■ PARTS OF THE EXERCISE ■
1: From the article on where the word "spring" comes from, list every name it says has been used for the season we now call spring.
2: Using the article on where the word "spring" comes from, tell whether each statement agrees with it. Answer yes or no, and quote the words that settle it.
(a) The Old English sprinc meant "a beginning."
(b) In the 15th century, the season was called spring of the leaf.
(c) The Latin tempus primum means "first season."

■ EXTRACT PROVIDED ■
• • • •

The weather is getting a little warmer, the birds have begun making their nests, and little green leaves are starting to appear on the previously empty trees. It’s starting to look a lot like spring — but why did we name this fresh, flowery season after a metal coil? What does spring mean, anyway?
The word spring comes from the Old English sprinc or spryng, meaning “a beginning,” particularly the beginning of a day (known as day-spring or the spring of the day). It refers to the action of springing forth — just like that metal coil does when you hold it tight and let it go.
In the 15th century, the season we now know as spring was called prime-temps (from the Latin tempus primum, meaning “first season”). But a few decades later, the phrase spring of the leaf (or springing time) came to mean “the period of time when trees begin to regrow their leaves” or “when the leaves spring forth from the branches.”
Today, we call this period spring (or springtime) for short.
Ever wonder why autumn is often called fall?

• • • •

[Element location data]
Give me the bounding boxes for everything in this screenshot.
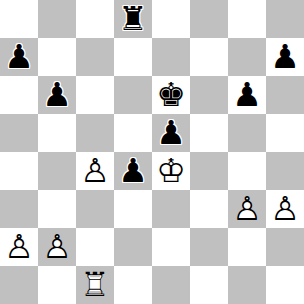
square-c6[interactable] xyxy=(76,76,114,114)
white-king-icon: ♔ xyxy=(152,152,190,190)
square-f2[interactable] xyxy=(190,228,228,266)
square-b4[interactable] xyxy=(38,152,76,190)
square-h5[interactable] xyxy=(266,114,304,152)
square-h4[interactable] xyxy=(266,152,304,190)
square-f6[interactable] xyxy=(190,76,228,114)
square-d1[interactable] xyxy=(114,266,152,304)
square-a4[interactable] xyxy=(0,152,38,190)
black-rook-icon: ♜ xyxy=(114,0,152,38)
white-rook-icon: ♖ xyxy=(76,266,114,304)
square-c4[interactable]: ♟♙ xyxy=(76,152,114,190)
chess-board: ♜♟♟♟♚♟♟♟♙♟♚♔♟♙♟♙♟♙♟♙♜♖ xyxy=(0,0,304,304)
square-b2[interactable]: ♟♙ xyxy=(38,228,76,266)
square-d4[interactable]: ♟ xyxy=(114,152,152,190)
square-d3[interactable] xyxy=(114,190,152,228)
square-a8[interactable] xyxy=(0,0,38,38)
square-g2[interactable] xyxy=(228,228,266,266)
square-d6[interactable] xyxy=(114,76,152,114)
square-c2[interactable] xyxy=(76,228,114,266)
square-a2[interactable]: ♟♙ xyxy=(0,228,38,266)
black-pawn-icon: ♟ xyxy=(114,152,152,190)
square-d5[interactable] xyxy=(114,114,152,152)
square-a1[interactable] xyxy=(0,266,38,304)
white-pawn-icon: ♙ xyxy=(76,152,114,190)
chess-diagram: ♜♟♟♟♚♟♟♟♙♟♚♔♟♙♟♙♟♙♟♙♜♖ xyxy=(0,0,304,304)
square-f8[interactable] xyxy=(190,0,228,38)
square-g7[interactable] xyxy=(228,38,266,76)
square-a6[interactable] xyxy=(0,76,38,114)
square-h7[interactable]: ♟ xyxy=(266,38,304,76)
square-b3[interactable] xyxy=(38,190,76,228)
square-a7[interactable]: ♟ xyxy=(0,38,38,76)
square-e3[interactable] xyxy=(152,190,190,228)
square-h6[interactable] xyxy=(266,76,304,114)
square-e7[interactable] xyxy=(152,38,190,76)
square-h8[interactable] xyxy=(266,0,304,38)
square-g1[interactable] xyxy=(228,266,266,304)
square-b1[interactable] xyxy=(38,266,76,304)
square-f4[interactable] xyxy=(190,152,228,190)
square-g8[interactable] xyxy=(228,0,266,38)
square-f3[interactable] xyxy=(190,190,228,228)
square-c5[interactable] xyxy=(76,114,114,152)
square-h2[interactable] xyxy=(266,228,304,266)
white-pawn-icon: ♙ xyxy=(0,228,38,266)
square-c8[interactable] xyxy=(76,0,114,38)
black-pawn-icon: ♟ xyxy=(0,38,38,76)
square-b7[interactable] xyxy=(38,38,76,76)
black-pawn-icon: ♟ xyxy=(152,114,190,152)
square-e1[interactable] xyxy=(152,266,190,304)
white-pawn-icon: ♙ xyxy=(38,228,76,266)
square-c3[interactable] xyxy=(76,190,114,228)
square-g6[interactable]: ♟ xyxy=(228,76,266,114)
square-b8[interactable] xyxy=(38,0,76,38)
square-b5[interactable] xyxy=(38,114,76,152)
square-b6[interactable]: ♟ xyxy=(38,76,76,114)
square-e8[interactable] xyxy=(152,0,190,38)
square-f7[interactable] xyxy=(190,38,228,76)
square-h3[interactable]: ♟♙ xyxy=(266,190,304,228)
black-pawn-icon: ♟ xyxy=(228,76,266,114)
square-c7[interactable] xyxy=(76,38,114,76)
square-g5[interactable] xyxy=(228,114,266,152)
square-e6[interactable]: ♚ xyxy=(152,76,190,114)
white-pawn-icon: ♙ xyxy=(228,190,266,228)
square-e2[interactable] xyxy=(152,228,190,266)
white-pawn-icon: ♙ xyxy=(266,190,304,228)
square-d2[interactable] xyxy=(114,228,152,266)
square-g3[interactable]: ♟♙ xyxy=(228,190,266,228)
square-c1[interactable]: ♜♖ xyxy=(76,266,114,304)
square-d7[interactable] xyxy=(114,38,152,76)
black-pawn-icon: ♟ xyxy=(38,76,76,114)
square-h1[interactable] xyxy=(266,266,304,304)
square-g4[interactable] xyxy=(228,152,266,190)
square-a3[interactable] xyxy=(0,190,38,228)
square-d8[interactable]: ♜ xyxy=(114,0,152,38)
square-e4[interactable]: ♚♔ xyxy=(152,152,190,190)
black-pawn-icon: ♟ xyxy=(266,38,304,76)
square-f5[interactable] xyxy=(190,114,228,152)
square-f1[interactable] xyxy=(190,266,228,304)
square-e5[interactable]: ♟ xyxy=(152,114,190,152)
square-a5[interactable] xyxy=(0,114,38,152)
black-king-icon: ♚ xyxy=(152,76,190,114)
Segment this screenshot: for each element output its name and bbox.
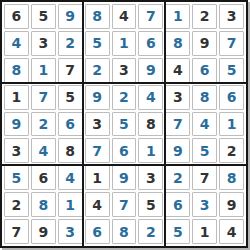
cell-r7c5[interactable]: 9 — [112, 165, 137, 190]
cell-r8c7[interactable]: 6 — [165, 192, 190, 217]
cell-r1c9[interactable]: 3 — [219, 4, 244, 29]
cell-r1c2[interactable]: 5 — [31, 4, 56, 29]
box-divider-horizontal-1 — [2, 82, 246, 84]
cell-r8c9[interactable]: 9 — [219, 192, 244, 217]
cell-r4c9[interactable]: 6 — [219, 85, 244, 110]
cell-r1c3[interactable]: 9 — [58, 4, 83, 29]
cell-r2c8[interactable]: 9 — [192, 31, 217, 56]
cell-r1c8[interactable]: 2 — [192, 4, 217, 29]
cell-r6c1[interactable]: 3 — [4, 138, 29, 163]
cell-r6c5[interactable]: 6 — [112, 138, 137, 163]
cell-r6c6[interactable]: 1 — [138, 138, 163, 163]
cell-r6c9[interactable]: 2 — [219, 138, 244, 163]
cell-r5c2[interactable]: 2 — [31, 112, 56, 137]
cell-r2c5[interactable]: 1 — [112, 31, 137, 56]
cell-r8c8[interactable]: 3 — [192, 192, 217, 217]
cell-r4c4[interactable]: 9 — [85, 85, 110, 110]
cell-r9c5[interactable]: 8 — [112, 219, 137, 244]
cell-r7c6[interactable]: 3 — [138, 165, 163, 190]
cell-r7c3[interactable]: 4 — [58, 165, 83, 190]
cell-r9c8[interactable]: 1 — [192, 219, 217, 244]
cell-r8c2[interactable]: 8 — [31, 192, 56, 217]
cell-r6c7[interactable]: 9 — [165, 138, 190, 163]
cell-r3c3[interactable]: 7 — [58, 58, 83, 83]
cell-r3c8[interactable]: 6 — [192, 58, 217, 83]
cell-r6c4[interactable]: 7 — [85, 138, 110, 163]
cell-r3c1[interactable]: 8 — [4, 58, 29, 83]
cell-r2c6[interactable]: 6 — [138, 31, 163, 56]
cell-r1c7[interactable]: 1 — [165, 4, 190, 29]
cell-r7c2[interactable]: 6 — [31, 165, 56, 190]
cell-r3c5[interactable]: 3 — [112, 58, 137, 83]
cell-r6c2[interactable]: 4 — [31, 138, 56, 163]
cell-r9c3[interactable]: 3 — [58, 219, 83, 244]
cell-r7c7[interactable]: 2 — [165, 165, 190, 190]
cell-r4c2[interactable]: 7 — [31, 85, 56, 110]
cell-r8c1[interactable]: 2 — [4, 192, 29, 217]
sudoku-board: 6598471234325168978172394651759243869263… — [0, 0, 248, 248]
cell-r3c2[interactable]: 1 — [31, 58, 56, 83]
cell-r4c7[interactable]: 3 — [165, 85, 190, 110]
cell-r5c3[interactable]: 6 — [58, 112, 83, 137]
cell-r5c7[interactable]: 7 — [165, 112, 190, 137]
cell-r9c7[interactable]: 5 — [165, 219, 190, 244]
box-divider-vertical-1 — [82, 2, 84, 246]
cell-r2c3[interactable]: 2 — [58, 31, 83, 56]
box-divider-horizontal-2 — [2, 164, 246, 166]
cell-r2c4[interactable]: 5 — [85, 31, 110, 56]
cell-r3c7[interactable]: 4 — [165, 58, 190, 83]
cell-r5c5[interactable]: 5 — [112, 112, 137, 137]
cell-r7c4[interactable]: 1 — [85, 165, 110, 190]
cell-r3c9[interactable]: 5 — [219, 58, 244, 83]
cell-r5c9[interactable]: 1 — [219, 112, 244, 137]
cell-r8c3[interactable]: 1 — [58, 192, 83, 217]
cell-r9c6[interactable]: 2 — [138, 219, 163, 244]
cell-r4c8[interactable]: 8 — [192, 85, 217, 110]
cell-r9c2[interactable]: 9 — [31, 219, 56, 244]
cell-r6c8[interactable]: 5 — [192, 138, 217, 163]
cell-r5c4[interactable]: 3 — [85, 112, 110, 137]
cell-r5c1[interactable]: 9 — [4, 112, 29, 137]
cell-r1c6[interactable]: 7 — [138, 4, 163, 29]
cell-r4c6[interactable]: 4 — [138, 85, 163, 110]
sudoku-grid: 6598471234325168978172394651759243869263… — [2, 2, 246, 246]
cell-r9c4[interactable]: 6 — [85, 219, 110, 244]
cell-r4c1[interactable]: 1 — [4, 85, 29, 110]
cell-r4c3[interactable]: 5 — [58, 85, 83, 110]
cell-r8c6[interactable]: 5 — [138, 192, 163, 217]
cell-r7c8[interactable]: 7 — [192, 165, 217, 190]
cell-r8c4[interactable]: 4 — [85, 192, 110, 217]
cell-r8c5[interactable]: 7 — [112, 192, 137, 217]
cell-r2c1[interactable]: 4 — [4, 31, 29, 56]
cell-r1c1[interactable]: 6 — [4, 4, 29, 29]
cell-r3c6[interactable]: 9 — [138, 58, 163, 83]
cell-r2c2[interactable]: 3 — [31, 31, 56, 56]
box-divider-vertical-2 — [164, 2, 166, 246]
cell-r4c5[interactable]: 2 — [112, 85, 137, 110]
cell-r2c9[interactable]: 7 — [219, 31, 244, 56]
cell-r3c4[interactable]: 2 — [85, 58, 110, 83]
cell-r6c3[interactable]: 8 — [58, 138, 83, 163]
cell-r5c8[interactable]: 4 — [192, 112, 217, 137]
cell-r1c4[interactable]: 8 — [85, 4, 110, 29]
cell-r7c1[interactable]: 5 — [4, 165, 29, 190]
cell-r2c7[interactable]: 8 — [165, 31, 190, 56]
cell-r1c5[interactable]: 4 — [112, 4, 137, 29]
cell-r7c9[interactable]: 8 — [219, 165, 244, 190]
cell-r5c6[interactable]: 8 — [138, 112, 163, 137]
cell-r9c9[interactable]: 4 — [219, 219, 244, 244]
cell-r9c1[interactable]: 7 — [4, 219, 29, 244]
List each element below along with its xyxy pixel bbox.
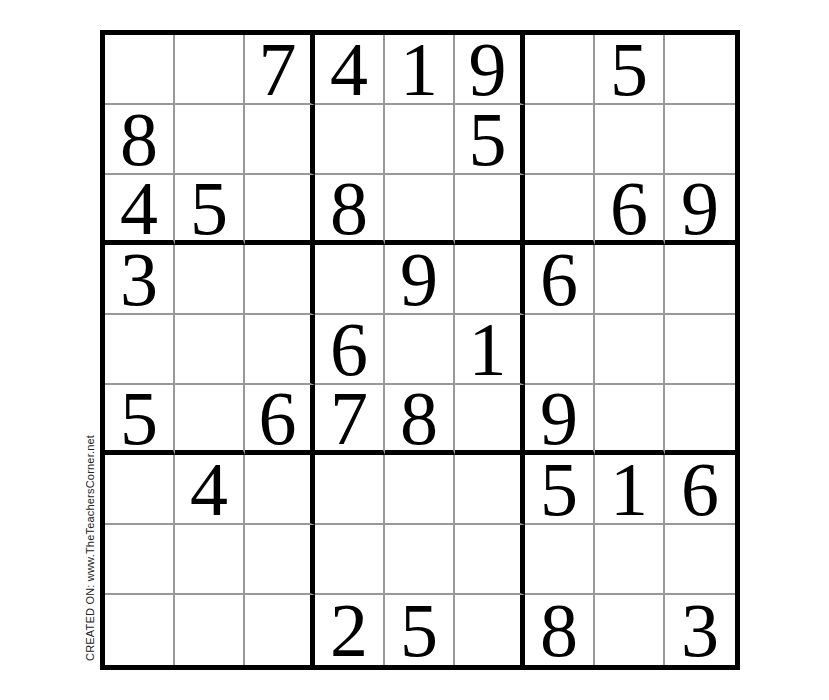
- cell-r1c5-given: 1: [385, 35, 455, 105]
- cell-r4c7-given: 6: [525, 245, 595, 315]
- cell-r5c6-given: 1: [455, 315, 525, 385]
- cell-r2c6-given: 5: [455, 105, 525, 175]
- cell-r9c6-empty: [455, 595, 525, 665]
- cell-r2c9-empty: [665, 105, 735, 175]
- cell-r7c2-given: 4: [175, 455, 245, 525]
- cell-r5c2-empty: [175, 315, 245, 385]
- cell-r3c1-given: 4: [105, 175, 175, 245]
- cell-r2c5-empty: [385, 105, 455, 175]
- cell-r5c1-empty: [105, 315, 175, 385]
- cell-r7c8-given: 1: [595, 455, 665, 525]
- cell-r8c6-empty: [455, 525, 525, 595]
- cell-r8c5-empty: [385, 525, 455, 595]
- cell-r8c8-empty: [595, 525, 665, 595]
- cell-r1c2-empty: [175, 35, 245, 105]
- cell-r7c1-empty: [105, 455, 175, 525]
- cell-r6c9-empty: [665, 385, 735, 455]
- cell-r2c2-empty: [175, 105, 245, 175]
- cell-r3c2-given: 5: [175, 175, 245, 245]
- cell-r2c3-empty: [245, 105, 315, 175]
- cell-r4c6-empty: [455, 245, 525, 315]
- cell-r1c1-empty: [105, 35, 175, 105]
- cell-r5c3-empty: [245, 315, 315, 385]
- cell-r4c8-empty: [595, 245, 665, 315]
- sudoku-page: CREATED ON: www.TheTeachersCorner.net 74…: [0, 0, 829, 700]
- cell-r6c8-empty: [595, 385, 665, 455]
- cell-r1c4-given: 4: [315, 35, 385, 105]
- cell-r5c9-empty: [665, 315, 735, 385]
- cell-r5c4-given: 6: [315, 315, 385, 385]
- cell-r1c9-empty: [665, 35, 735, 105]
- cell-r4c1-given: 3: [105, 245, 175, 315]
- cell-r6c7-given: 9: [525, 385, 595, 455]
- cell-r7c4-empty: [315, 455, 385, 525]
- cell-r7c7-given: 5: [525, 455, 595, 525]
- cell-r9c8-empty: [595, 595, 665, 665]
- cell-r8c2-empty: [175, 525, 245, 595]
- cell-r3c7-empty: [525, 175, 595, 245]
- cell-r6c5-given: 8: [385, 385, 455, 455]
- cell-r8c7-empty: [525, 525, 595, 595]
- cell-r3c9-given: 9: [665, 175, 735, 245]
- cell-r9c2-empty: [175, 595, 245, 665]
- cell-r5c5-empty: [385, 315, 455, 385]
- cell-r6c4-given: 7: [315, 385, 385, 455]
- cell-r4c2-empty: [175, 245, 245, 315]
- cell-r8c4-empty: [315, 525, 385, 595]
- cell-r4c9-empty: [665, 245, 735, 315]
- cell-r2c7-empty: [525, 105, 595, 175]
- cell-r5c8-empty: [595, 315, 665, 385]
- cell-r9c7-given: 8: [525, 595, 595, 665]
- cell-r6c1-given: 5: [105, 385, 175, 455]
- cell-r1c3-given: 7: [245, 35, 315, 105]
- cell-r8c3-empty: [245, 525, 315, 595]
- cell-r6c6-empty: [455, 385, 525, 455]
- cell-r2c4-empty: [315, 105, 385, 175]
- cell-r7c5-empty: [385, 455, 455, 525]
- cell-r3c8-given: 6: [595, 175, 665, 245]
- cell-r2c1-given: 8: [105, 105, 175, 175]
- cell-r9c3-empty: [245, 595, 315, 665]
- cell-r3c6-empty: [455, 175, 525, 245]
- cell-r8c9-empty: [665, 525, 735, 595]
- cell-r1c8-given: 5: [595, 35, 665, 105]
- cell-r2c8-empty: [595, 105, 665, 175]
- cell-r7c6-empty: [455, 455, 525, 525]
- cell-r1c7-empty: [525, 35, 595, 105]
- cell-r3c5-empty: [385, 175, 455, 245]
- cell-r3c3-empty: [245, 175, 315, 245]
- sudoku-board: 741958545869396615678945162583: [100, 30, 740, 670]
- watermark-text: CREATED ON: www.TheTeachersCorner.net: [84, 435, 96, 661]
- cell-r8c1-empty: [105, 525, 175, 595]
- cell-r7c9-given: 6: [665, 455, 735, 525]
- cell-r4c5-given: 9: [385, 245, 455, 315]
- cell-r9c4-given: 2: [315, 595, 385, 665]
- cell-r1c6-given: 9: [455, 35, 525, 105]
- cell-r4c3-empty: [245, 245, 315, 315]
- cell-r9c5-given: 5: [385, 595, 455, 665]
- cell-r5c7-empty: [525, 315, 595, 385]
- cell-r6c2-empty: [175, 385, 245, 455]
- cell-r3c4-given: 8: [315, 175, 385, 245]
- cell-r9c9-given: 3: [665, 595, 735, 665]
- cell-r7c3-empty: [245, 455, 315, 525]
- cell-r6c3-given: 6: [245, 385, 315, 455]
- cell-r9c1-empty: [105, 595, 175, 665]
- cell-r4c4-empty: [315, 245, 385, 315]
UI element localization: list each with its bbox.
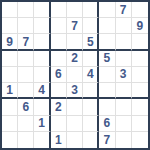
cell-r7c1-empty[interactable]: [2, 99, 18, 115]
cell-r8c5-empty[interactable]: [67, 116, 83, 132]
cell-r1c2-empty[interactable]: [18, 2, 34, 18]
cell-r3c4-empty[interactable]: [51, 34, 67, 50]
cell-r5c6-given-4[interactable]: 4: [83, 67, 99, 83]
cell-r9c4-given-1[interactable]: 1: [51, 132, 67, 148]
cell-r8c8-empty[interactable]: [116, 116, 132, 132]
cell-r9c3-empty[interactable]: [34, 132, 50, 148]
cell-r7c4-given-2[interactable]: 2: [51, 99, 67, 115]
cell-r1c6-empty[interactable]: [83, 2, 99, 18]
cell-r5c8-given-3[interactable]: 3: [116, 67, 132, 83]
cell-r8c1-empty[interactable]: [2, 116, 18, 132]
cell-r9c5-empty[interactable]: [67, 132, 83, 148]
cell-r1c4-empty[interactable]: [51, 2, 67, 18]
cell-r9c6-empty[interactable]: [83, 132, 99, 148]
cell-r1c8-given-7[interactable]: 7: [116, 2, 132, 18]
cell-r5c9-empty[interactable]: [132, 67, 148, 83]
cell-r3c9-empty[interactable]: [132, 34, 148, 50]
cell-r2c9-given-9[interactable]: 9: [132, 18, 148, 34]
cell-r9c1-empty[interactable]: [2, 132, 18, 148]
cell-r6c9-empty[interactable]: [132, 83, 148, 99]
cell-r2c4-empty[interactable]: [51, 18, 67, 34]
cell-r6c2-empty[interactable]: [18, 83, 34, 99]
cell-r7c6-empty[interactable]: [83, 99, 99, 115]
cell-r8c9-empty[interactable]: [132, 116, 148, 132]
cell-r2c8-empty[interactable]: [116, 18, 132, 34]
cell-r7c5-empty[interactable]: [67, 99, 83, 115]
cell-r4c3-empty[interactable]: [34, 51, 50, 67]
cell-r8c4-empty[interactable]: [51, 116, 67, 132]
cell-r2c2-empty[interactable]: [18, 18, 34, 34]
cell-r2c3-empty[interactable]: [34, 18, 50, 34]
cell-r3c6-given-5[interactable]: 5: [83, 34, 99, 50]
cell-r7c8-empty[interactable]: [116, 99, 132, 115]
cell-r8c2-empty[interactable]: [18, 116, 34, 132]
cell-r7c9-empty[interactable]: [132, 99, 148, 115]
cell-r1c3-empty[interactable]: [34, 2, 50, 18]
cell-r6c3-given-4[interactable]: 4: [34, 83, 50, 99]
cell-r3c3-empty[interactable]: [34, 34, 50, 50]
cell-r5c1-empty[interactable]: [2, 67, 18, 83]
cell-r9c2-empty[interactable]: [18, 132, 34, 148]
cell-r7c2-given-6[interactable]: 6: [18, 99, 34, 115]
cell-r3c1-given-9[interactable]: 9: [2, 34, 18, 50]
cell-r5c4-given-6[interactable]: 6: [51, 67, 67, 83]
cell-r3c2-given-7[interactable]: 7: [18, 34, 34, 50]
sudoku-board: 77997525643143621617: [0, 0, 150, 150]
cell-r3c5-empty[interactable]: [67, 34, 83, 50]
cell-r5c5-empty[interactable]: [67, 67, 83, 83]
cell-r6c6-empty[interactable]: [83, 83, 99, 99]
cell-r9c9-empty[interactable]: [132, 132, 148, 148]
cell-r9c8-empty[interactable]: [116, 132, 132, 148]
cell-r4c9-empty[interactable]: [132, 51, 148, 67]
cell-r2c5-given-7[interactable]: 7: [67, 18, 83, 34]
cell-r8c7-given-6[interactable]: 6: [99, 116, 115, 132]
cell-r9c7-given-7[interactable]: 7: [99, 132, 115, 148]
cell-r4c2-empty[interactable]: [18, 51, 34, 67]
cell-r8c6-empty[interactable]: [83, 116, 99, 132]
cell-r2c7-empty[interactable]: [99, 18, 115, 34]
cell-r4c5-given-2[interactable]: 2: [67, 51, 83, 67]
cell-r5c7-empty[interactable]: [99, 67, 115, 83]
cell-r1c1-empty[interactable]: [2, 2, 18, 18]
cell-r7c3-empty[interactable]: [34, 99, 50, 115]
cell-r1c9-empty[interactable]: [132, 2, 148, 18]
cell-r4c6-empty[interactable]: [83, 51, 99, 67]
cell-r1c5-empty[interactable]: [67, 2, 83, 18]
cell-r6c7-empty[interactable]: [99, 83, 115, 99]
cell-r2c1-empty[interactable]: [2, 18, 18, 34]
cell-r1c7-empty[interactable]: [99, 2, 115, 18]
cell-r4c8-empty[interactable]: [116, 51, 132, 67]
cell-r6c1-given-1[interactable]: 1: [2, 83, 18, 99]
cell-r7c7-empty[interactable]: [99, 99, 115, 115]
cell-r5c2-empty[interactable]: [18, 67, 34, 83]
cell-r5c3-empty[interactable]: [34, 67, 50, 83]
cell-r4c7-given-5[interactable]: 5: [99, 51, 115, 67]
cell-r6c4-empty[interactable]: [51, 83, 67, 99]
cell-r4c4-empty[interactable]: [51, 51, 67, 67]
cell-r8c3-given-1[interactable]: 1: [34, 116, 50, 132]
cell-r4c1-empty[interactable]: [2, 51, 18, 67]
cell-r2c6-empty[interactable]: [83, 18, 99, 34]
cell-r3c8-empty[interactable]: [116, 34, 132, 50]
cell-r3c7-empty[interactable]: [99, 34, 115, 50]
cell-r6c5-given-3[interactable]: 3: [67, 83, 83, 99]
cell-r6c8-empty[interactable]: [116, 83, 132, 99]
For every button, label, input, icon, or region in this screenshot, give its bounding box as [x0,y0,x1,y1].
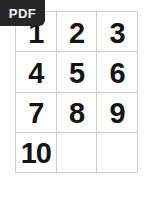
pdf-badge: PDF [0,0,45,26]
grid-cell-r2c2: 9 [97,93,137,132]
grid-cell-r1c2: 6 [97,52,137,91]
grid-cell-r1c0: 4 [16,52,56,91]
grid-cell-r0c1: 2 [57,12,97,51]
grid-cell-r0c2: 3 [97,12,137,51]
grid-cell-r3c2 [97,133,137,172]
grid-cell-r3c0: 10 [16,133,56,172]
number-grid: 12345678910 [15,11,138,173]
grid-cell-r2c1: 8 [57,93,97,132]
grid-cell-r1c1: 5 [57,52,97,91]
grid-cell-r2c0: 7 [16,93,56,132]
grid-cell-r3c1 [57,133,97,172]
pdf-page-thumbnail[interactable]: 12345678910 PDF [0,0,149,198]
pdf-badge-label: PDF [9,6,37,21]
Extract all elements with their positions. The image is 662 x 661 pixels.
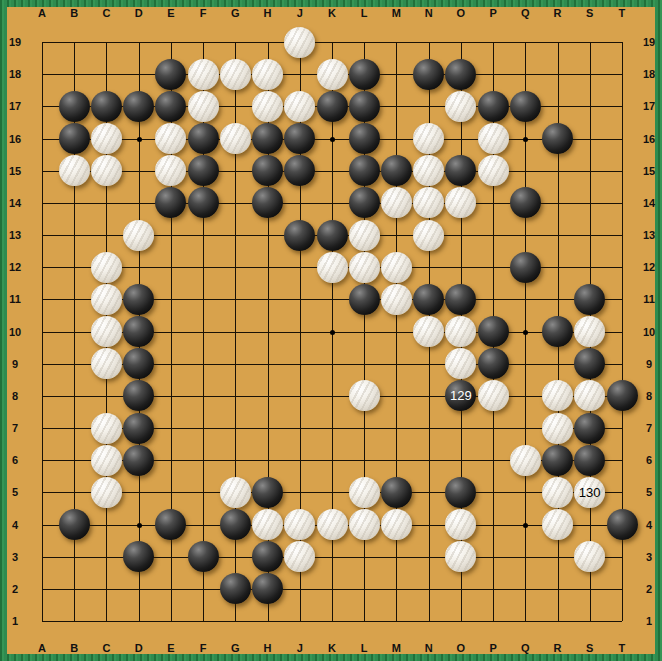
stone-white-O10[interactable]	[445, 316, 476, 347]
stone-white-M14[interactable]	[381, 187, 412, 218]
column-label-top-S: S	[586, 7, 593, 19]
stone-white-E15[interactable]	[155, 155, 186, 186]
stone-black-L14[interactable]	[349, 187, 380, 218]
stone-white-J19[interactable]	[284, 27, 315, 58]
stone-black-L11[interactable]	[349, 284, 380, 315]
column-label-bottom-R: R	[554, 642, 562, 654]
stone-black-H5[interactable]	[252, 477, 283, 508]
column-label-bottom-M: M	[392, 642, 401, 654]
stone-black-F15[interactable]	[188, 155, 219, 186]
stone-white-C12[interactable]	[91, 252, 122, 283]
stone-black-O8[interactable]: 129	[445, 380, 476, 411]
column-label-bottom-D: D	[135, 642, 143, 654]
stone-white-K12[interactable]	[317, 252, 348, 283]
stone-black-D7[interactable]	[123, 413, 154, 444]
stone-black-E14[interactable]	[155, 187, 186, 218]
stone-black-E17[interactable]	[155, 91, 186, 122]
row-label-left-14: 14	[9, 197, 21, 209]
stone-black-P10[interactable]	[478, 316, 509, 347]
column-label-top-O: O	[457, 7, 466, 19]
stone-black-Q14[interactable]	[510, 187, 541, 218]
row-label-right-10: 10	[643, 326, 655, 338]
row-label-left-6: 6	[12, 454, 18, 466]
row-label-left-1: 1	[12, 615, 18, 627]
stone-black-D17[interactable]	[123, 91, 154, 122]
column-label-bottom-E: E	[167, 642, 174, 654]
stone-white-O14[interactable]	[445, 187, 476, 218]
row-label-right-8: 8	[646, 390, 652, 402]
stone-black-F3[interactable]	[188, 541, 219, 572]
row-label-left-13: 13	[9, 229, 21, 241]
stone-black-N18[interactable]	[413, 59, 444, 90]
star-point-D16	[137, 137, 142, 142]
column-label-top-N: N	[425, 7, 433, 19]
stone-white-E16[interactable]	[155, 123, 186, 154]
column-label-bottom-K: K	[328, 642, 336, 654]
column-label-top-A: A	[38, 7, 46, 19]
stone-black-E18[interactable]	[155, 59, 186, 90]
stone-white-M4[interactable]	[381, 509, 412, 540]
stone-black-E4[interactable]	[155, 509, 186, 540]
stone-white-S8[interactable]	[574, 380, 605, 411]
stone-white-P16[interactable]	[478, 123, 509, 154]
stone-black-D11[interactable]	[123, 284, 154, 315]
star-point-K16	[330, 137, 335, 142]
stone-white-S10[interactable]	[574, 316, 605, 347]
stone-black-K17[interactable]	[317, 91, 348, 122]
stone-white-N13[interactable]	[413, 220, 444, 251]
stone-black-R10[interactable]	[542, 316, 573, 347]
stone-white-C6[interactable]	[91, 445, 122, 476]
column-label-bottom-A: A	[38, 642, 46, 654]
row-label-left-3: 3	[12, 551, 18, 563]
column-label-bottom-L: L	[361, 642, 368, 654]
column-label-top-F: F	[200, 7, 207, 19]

• • • •

■ TASK RESULTS ■
1: prime-temps, spring of the leaf, springing time, spring, springtime

2:
(a) Yes: "The word spring comes from the Old English sprinc or spryng, meaning “a beginning,”"
(b) No: "In the 15th century, the season we now know as spring was called prime-temps"
(c) Yes: "from the Latin tempus primum, meaning “first season”"